### INSTRUCTIONS TO FOLLOW:
In the article on the 21c Museum Hotels restaurants below, transcribe the passage between "The four upscale" and "and chef-driven restaurants.", inclusive.

The four upscale restaurants in 21c Museum Hotels serve creative cuisines inspired by the contemporary art galleries that share their space.

The 21c Museum Hotels were established to revitalize the downtown areas of small and mid-size cities and to attract locals and tourists alike with contemporary artwork and chef-driven restaurants.

Even the chefs gain inspiration from the rotating collections of contemporary artwork inside the galleries and the restaurants. “We like to talk about how food and art drives commerce,” says Josh Munchel, executive chef at Counting House in Durham, North Carolina, 21c’s latest location that opened earlier this year. “When locals visit our restaurants, they might feel they’re no longer in the city they grew up in, and they probably thought they’d have to go to New York, San Francisco, or Chicago to get the same dining experience.”

Each 21c restaurant operates as an independent brand, giving the executive chefs autonomy in their culinary direction, albeit with some oversight from the parent company.

Sarah Robbins, senior vice president of operations for 21c, frequently visits the restaurants to help train staff and collaborate on ideas. The chefs will even text Robbins photos of new dishes to get her immediate feedback.

### DATA SHOWN:

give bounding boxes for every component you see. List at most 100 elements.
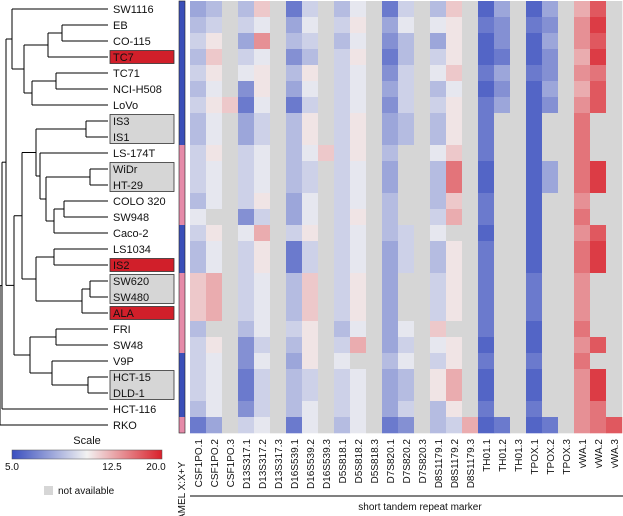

### TASK RESPONSE:
The four upscale restaurants in 21c Museum Hotels serve creative cuisines inspired by the contemporary art galleries that share their space.

The 21c Museum Hotels were established to revitalize the downtown areas of small and mid-size cities and to attract locals and tourists alike with contemporary artwork and chef-driven restaurants.